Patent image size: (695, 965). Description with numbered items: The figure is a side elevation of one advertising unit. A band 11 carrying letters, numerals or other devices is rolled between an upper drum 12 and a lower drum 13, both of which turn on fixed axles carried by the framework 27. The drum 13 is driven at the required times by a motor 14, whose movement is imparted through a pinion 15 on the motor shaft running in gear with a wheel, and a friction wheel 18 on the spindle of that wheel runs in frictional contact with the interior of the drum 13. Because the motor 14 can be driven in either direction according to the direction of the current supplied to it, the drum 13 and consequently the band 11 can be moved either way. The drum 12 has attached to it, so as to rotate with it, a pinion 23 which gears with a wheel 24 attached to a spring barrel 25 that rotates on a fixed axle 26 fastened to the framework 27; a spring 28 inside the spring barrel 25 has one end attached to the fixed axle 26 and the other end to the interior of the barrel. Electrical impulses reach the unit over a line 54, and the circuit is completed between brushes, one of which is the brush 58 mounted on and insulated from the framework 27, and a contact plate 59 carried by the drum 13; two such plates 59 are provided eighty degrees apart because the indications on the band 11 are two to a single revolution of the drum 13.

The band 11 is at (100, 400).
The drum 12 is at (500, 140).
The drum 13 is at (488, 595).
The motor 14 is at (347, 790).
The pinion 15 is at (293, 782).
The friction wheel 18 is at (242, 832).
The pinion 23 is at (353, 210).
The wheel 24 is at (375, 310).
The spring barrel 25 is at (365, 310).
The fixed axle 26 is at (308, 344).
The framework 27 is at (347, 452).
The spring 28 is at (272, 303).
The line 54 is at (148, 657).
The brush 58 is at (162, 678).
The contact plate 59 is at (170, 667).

◆ Exercise brief ◆
Reproduce the rows above in full, changing "advertising unit" to "display unit" and leaving everything else as it is.

◆ Result for this exercise ◆
Patent image size: (695, 965). Description with numbered items: The figure is a side elevation of one display unit. A band 11 carrying letters, numerals or other devices is rolled between an upper drum 12 and a lower drum 13, both of which turn on fixed axles carried by the framework 27. The drum 13 is driven at the required times by a motor 14, whose movement is imparted through a pinion 15 on the motor shaft running in gear with a wheel, and a friction wheel 18 on the spindle of that wheel runs in frictional contact with the interior of the drum 13. Because the motor 14 can be driven in either direction according to the direction of the current supplied to it, the drum 13 and consequently the band 11 can be moved either way. The drum 12 has attached to it, so as to rotate with it, a pinion 23 which gears with a wheel 24 attached to a spring barrel 25 that rotates on a fixed axle 26 fastened to the framework 27; a spring 28 inside the spring barrel 25 has one end attached to the fixed axle 26 and the other end to the interior of the barrel. Electrical impulses reach the unit over a line 54, and the circuit is completed between brushes, one of which is the brush 58 mounted on and insulated from the framework 27, and a contact plate 59 carried by the drum 13; two such plates 59 are provided eighty degrees apart because the indications on the band 11 are two to a single revolution of the drum 13.

The band 11 is at (100, 400).
The drum 12 is at (500, 140).
The drum 13 is at (488, 595).
The motor 14 is at (347, 790).
The pinion 15 is at (293, 782).
The friction wheel 18 is at (242, 832).
The pinion 23 is at (353, 210).
The wheel 24 is at (375, 310).
The spring barrel 25 is at (365, 310).
The fixed axle 26 is at (308, 344).
The framework 27 is at (347, 452).
The spring 28 is at (272, 303).
The line 54 is at (148, 657).
The brush 58 is at (162, 678).
The contact plate 59 is at (170, 667).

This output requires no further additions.